--- Start Given records ---

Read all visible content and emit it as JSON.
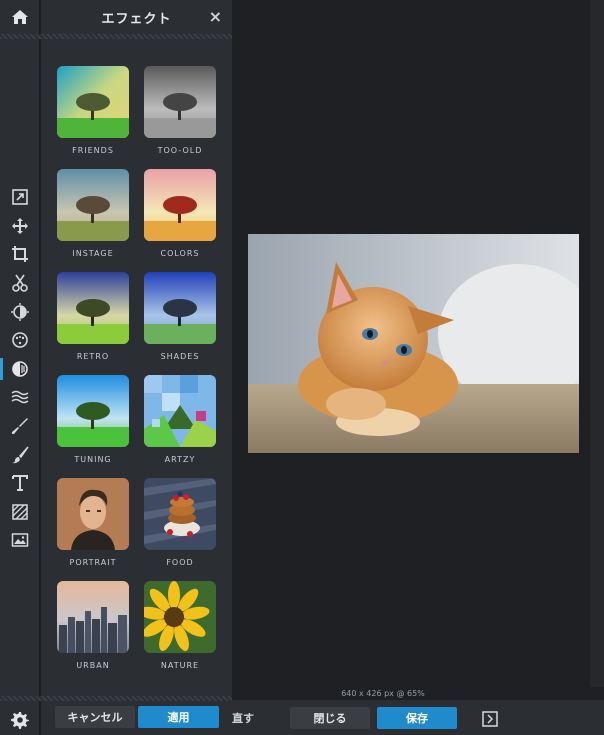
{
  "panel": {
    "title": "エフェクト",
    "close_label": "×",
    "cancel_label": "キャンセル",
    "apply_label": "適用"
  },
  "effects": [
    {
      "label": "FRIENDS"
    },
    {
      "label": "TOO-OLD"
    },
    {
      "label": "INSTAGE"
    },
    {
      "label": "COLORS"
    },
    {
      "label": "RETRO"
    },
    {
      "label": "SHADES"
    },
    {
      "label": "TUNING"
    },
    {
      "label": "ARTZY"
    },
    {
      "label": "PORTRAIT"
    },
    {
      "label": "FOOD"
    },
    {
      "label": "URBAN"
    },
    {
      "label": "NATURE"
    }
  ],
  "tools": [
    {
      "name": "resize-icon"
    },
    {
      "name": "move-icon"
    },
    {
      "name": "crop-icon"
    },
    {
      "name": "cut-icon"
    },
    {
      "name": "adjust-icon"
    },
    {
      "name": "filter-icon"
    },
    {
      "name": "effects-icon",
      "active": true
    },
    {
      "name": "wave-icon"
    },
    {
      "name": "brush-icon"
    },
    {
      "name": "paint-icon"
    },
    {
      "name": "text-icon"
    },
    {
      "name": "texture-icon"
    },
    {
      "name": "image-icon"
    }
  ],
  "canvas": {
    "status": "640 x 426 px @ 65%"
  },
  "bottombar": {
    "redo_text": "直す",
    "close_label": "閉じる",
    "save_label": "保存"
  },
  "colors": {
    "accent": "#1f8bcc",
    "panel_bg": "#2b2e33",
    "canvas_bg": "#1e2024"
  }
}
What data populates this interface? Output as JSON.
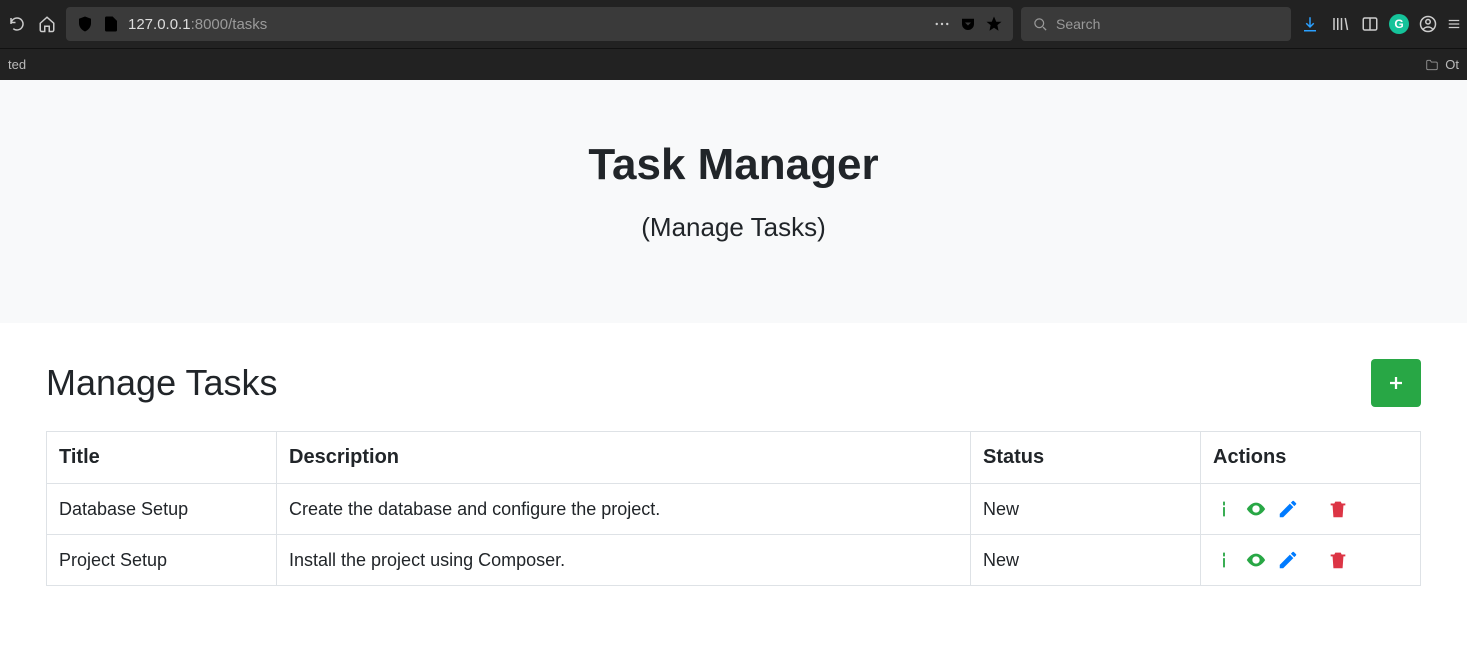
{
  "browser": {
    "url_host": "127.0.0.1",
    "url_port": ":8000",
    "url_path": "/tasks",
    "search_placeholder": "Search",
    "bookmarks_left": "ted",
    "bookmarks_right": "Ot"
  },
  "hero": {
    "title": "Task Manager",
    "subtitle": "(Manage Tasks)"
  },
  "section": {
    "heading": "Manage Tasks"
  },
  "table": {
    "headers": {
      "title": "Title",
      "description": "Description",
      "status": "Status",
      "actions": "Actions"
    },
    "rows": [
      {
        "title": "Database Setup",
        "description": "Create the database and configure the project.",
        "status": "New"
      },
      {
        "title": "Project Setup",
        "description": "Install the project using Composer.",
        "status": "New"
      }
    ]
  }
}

--- End Given records ---
--- Start Given records ---

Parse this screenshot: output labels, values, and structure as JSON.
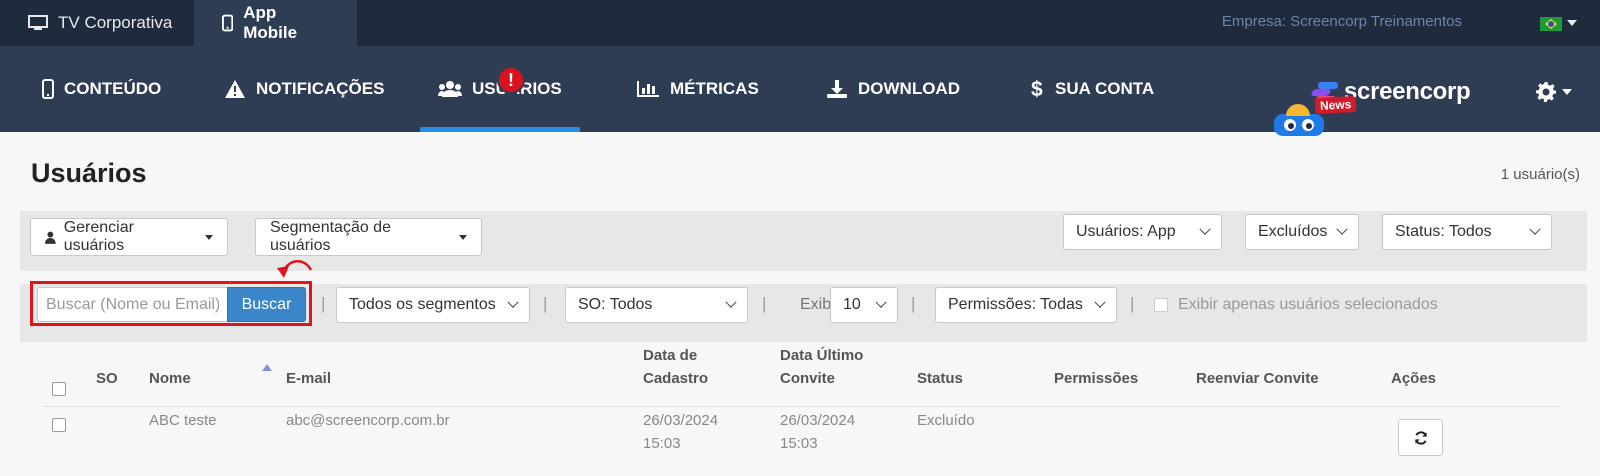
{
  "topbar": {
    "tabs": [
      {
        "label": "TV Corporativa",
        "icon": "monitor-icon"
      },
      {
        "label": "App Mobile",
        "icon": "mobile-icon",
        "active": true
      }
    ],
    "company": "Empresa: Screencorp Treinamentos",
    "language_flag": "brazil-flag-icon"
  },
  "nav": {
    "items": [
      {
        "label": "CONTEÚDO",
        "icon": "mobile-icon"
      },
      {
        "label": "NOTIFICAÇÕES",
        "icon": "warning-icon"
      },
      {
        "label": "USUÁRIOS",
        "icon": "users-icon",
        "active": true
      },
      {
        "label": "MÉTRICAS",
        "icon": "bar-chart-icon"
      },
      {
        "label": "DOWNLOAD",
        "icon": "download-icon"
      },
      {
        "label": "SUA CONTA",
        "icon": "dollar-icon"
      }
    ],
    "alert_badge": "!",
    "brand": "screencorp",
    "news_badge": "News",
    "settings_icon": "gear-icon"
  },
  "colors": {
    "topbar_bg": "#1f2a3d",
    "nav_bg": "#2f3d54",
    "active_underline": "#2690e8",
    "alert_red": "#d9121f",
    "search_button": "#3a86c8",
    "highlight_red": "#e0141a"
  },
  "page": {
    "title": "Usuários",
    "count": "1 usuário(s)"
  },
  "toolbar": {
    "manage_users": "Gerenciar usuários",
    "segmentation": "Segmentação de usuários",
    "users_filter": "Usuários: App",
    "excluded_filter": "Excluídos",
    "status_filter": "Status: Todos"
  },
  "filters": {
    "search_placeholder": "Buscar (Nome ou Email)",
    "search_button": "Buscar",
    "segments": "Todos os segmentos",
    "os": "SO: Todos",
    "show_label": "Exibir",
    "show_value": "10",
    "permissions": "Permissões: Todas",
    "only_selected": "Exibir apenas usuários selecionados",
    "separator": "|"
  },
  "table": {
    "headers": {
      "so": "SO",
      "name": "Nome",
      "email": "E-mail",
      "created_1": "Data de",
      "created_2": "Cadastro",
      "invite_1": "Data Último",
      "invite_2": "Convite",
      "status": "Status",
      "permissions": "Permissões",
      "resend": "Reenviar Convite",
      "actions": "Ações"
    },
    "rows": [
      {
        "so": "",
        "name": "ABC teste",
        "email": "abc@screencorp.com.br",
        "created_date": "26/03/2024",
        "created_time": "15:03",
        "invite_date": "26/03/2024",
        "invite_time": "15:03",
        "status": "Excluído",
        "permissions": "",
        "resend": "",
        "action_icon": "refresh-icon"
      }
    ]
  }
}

--- End Given records ---
--- Start Given records ---

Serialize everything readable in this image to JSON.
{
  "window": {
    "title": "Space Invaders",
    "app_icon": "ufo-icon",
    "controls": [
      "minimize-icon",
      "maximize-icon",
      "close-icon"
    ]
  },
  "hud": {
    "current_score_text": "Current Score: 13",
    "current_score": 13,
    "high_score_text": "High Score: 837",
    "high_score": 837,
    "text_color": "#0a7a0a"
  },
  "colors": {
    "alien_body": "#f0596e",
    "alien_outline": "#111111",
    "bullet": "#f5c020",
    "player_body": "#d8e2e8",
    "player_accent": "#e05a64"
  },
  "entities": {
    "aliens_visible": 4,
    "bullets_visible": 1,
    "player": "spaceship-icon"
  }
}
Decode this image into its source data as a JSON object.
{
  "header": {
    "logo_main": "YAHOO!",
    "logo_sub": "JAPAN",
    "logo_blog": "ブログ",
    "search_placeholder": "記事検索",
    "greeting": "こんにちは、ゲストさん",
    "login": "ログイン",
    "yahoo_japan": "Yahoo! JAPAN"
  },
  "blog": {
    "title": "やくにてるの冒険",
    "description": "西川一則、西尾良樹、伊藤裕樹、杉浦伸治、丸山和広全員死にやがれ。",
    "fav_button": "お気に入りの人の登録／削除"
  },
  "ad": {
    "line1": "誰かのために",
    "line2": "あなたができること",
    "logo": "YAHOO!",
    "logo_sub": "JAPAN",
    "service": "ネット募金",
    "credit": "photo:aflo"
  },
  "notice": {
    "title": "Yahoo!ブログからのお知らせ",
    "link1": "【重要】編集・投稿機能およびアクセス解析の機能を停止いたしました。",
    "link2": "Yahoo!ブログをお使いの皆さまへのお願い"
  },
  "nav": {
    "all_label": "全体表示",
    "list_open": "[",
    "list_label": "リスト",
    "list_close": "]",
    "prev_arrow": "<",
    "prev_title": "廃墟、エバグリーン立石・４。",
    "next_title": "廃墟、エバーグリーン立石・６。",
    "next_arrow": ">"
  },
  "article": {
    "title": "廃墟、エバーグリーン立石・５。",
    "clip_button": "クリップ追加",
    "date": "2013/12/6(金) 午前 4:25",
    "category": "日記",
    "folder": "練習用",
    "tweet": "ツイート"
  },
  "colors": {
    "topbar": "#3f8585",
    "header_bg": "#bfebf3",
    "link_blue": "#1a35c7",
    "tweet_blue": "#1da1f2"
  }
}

--- End Given records ---

*To do*
Look through the entries and return every line where "this" appears.

*Reply*
What data populates this interface? Output as JSON.
Parse this screenshot: output labels, values, and structure as JSON.
Serialize everything readable in this image to JSON.
Decode this image into its source data as a JSON object.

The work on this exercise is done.